▶ **Objective**
Type out the records that follow, exactly as given.

....

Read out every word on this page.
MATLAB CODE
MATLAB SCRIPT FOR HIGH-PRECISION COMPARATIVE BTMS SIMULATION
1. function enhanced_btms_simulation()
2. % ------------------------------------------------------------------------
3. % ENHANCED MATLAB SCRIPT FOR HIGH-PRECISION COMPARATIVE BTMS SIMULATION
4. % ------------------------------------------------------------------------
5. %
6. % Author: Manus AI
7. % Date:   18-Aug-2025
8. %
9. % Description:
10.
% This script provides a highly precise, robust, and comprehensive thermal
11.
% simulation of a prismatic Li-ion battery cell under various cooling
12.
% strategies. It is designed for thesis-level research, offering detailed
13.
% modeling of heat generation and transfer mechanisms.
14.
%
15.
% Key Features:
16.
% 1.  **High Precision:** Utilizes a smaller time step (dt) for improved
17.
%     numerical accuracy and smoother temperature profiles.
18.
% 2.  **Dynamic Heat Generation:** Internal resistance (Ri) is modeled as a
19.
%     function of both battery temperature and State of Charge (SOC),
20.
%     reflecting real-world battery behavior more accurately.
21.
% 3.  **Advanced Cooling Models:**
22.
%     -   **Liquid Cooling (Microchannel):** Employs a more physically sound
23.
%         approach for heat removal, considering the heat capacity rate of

....

▶ **Solution to this exercise**
Read out every word on this page.
MATLAB CODE
MATLAB SCRIPT FOR HIGH-PRECISION COMPARATIVE BTMS SIMULATION
1. function enhanced_btms_simulation()
2. % ------------------------------------------------------------------------
3. % ENHANCED MATLAB SCRIPT FOR HIGH-PRECISION COMPARATIVE BTMS SIMULATION
4. % ------------------------------------------------------------------------
5. %
6. % Author: Manus AI
7. % Date:   18-Aug-2025
8. %
9. % Description:
10.
% This script provides a highly precise, robust, and comprehensive thermal
11.
% simulation of a prismatic Li-ion battery cell under various cooling
12.
% strategies. It is designed for thesis-level research, offering detailed
13.
% modeling of heat generation and transfer mechanisms.
14.
%
15.
% Key Features:
16.
% 1.  **High Precision:** Utilizes a smaller time step (dt) for improved
17.
%     numerical accuracy and smoother temperature profiles.
18.
% 2.  **Dynamic Heat Generation:** Internal resistance (Ri) is modeled as a
19.
%     function of both battery temperature and State of Charge (SOC),
20.
%     reflecting real-world battery behavior more accurately.
21.
% 3.  **Advanced Cooling Models:**
22.
%     -   **Liquid Cooling (Microchannel):** Employs a more physically sound
23.
%         approach for heat removal, considering the heat capacity rate of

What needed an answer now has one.